● GIVEN RECORDS
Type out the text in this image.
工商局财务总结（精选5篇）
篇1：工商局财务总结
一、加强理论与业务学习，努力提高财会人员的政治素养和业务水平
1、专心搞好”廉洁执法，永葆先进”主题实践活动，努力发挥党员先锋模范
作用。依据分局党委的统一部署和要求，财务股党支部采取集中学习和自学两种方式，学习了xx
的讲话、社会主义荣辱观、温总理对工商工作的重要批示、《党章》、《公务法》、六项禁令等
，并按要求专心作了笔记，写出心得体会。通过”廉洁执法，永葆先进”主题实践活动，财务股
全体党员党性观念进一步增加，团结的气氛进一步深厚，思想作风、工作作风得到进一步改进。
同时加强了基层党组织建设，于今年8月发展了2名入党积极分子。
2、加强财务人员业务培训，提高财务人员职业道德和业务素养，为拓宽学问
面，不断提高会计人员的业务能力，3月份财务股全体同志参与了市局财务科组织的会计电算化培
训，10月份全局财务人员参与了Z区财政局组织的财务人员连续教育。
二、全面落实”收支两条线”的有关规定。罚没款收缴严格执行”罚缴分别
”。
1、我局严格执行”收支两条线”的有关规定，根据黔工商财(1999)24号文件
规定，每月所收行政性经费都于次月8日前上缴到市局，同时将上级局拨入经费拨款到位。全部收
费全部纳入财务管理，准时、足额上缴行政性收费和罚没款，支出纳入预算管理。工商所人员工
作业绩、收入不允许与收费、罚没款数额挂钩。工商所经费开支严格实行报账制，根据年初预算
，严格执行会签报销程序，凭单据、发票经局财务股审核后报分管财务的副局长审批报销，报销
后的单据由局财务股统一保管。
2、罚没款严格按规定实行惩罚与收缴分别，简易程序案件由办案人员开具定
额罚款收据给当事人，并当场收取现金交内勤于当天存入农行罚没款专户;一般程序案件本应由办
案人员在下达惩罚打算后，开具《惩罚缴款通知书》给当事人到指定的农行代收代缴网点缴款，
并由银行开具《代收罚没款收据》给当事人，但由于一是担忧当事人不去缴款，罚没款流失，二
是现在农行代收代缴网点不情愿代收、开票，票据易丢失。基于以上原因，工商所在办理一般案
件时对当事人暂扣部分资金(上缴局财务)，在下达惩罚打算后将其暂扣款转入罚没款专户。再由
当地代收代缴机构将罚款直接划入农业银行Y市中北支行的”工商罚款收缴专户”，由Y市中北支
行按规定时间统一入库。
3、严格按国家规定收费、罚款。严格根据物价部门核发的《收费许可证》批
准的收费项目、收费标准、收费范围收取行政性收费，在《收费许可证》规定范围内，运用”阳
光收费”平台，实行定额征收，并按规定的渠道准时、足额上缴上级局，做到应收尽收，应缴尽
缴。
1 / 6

● WHAT IS EXPECTED
Copy every line of the listing containing the string "的有关规定".

● RESULT
二、全面落实”收支两条线”的有关规定。罚没款收缴严格执行”罚缴分别
1、我局严格执行”收支两条线”的有关规定，根据黔工商财(1999)24号文件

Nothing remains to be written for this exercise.